## begin DATA SHOWN

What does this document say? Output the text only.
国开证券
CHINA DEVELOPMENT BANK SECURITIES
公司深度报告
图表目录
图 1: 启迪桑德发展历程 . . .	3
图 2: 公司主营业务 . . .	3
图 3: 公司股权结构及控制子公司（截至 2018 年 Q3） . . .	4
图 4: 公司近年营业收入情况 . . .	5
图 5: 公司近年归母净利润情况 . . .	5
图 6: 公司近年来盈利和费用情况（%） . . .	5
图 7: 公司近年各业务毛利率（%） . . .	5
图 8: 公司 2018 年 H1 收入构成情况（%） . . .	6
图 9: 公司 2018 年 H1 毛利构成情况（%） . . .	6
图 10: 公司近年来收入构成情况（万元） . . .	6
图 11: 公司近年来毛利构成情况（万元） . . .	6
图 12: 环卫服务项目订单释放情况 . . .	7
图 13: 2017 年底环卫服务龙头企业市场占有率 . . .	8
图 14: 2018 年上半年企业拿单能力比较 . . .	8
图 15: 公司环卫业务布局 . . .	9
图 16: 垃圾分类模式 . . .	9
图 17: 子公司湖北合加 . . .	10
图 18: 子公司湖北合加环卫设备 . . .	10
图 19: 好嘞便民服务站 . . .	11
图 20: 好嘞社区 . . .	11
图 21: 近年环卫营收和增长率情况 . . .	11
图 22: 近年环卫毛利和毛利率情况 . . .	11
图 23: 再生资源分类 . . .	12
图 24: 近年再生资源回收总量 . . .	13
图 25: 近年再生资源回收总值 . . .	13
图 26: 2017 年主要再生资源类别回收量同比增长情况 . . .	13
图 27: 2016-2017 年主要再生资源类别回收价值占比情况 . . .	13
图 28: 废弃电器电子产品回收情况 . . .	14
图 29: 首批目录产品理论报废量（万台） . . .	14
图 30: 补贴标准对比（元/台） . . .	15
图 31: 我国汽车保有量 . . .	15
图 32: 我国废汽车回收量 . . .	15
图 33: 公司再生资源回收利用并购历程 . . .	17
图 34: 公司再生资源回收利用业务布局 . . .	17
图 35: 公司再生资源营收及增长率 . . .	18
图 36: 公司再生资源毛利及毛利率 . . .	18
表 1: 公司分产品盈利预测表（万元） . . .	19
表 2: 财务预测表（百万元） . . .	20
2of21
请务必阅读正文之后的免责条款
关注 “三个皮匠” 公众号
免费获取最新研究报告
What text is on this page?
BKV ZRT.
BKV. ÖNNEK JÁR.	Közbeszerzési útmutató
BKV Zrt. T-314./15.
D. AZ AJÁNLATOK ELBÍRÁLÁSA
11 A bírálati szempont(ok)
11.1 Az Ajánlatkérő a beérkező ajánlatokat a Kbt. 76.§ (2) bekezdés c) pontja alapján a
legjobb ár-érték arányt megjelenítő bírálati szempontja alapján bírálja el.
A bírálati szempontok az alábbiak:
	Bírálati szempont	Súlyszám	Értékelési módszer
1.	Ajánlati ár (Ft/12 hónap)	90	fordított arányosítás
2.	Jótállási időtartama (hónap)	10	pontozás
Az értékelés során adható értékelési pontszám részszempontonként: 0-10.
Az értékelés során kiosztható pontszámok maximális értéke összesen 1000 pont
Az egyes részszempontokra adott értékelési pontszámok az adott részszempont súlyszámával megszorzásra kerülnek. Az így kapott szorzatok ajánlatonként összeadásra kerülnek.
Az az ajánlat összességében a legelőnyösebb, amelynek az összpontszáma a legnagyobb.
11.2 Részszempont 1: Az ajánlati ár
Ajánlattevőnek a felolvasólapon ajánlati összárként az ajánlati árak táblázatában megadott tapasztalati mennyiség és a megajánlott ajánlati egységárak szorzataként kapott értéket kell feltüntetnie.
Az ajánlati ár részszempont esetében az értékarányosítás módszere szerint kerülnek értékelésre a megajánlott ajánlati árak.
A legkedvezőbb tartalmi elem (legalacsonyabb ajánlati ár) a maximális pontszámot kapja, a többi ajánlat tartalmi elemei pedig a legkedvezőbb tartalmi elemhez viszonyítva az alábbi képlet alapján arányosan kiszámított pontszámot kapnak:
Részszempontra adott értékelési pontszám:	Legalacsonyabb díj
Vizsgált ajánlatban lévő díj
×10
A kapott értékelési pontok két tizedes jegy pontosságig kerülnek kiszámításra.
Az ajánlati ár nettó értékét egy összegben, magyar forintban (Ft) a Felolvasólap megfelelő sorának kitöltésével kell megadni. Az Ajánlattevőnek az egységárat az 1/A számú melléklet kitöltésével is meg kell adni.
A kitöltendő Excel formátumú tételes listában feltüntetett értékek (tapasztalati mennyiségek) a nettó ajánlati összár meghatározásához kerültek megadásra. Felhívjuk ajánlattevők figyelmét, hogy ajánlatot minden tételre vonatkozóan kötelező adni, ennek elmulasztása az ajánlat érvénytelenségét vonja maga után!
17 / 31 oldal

## end DATA SHOWN

- _TASK DETAILS_
Write every record out again, unaltered.

- _OUTPUT FOR THIS TASK_
What does this document say? Output the text only.
国开证券
CHINA DEVELOPMENT BANK SECURITIES
公司深度报告
图表目录
图 1: 启迪桑德发展历程 . . .	3
图 2: 公司主营业务 . . .	3
图 3: 公司股权结构及控制子公司（截至 2018 年 Q3） . . .	4
图 4: 公司近年营业收入情况 . . .	5
图 5: 公司近年归母净利润情况 . . .	5
图 6: 公司近年来盈利和费用情况（%） . . .	5
图 7: 公司近年各业务毛利率（%） . . .	5
图 8: 公司 2018 年 H1 收入构成情况（%） . . .	6
图 9: 公司 2018 年 H1 毛利构成情况（%） . . .	6
图 10: 公司近年来收入构成情况（万元） . . .	6
图 11: 公司近年来毛利构成情况（万元） . . .	6
图 12: 环卫服务项目订单释放情况 . . .	7
图 13: 2017 年底环卫服务龙头企业市场占有率 . . .	8
图 14: 2018 年上半年企业拿单能力比较 . . .	8
图 15: 公司环卫业务布局 . . .	9
图 16: 垃圾分类模式 . . .	9
图 17: 子公司湖北合加 . . .	10
图 18: 子公司湖北合加环卫设备 . . .	10
图 19: 好嘞便民服务站 . . .	11
图 20: 好嘞社区 . . .	11
图 21: 近年环卫营收和增长率情况 . . .	11
图 22: 近年环卫毛利和毛利率情况 . . .	11
图 23: 再生资源分类 . . .	12
图 24: 近年再生资源回收总量 . . .	13
图 25: 近年再生资源回收总值 . . .	13
图 26: 2017 年主要再生资源类别回收量同比增长情况 . . .	13
图 27: 2016-2017 年主要再生资源类别回收价值占比情况 . . .	13
图 28: 废弃电器电子产品回收情况 . . .	14
图 29: 首批目录产品理论报废量（万台） . . .	14
图 30: 补贴标准对比（元/台） . . .	15
图 31: 我国汽车保有量 . . .	15
图 32: 我国废汽车回收量 . . .	15
图 33: 公司再生资源回收利用并购历程 . . .	17
图 34: 公司再生资源回收利用业务布局 . . .	17
图 35: 公司再生资源营收及增长率 . . .	18
图 36: 公司再生资源毛利及毛利率 . . .	18
表 1: 公司分产品盈利预测表（万元） . . .	19
表 2: 财务预测表（百万元） . . .	20
2of21
请务必阅读正文之后的免责条款
关注 “三个皮匠” 公众号
免费获取最新研究报告
What text is on this page?
BKV ZRT.
BKV. ÖNNEK JÁR.	Közbeszerzési útmutató
BKV Zrt. T-314./15.
D. AZ AJÁNLATOK ELBÍRÁLÁSA
11 A bírálati szempont(ok)
11.1 Az Ajánlatkérő a beérkező ajánlatokat a Kbt. 76.§ (2) bekezdés c) pontja alapján a
legjobb ár-érték arányt megjelenítő bírálati szempontja alapján bírálja el.
A bírálati szempontok az alábbiak:
	Bírálati szempont	Súlyszám	Értékelési módszer
1.	Ajánlati ár (Ft/12 hónap)	90	fordított arányosítás
2.	Jótállási időtartama (hónap)	10	pontozás
Az értékelés során adható értékelési pontszám részszempontonként: 0-10.
Az értékelés során kiosztható pontszámok maximális értéke összesen 1000 pont
Az egyes részszempontokra adott értékelési pontszámok az adott részszempont súlyszámával megszorzásra kerülnek. Az így kapott szorzatok ajánlatonként összeadásra kerülnek.
Az az ajánlat összességében a legelőnyösebb, amelynek az összpontszáma a legnagyobb.
11.2 Részszempont 1: Az ajánlati ár
Ajánlattevőnek a felolvasólapon ajánlati összárként az ajánlati árak táblázatában megadott tapasztalati mennyiség és a megajánlott ajánlati egységárak szorzataként kapott értéket kell feltüntetnie.
Az ajánlati ár részszempont esetében az értékarányosítás módszere szerint kerülnek értékelésre a megajánlott ajánlati árak.
A legkedvezőbb tartalmi elem (legalacsonyabb ajánlati ár) a maximális pontszámot kapja, a többi ajánlat tartalmi elemei pedig a legkedvezőbb tartalmi elemhez viszonyítva az alábbi képlet alapján arányosan kiszámított pontszámot kapnak:
Részszempontra adott értékelési pontszám:	Legalacsonyabb díj
Vizsgált ajánlatban lévő díj
×10
A kapott értékelési pontok két tizedes jegy pontosságig kerülnek kiszámításra.
Az ajánlati ár nettó értékét egy összegben, magyar forintban (Ft) a Felolvasólap megfelelő sorának kitöltésével kell megadni. Az Ajánlattevőnek az egységárat az 1/A számú melléklet kitöltésével is meg kell adni.
A kitöltendő Excel formátumú tételes listában feltüntetett értékek (tapasztalati mennyiségek) a nettó ajánlati összár meghatározásához kerültek megadásra. Felhívjuk ajánlattevők figyelmét, hogy ajánlatot minden tételre vonatkozóan kötelező adni, ennek elmulasztása az ajánlat érvénytelenségét vonja maga után!
17 / 31 oldal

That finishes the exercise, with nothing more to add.